▶ DO THIS:
The complete listing should be restated exactly.

▶ EXERCISE DATA:

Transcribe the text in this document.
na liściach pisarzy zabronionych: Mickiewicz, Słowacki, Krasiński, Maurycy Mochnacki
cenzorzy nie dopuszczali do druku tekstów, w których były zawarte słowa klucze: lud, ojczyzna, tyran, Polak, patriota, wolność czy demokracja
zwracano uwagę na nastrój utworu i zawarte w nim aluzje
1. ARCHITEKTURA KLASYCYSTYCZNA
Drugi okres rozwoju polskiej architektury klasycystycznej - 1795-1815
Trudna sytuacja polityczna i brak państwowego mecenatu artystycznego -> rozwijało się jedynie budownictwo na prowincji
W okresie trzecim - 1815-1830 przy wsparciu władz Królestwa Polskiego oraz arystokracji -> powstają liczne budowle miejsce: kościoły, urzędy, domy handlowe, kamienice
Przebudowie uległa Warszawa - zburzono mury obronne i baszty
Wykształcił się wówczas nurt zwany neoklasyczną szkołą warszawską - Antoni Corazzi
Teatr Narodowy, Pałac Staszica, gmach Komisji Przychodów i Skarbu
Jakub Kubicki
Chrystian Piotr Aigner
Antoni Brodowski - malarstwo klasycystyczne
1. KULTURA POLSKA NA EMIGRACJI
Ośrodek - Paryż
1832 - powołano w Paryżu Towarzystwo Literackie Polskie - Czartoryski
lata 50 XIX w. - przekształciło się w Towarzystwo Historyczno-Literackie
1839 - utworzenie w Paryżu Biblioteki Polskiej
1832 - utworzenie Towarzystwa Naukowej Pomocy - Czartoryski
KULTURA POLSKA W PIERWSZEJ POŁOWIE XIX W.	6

▶ SOLVED PROBLEM:
Transcribe the text in this document.
na liściach pisarzy zabronionych: Mickiewicz, Słowacki, Krasiński, Maurycy Mochnacki
cenzorzy nie dopuszczali do druku tekstów, w których były zawarte słowa klucze: lud, ojczyzna, tyran, Polak, patriota, wolność czy demokracja
zwracano uwagę na nastrój utworu i zawarte w nim aluzje
1. ARCHITEKTURA KLASYCYSTYCZNA
Drugi okres rozwoju polskiej architektury klasycystycznej - 1795-1815
Trudna sytuacja polityczna i brak państwowego mecenatu artystycznego -> rozwijało się jedynie budownictwo na prowincji
W okresie trzecim - 1815-1830 przy wsparciu władz Królestwa Polskiego oraz arystokracji -> powstają liczne budowle miejsce: kościoły, urzędy, domy handlowe, kamienice
Przebudowie uległa Warszawa - zburzono mury obronne i baszty
Wykształcił się wówczas nurt zwany neoklasyczną szkołą warszawską - Antoni Corazzi
Teatr Narodowy, Pałac Staszica, gmach Komisji Przychodów i Skarbu
Jakub Kubicki
Chrystian Piotr Aigner
Antoni Brodowski - malarstwo klasycystyczne
1. KULTURA POLSKA NA EMIGRACJI
Ośrodek - Paryż
1832 - powołano w Paryżu Towarzystwo Literackie Polskie - Czartoryski
lata 50 XIX w. - przekształciło się w Towarzystwo Historyczno-Literackie
1839 - utworzenie w Paryżu Biblioteki Polskiej
1832 - utworzenie Towarzystwa Naukowej Pomocy - Czartoryski
KULTURA POLSKA W PIERWSZEJ POŁOWIE XIX W.	6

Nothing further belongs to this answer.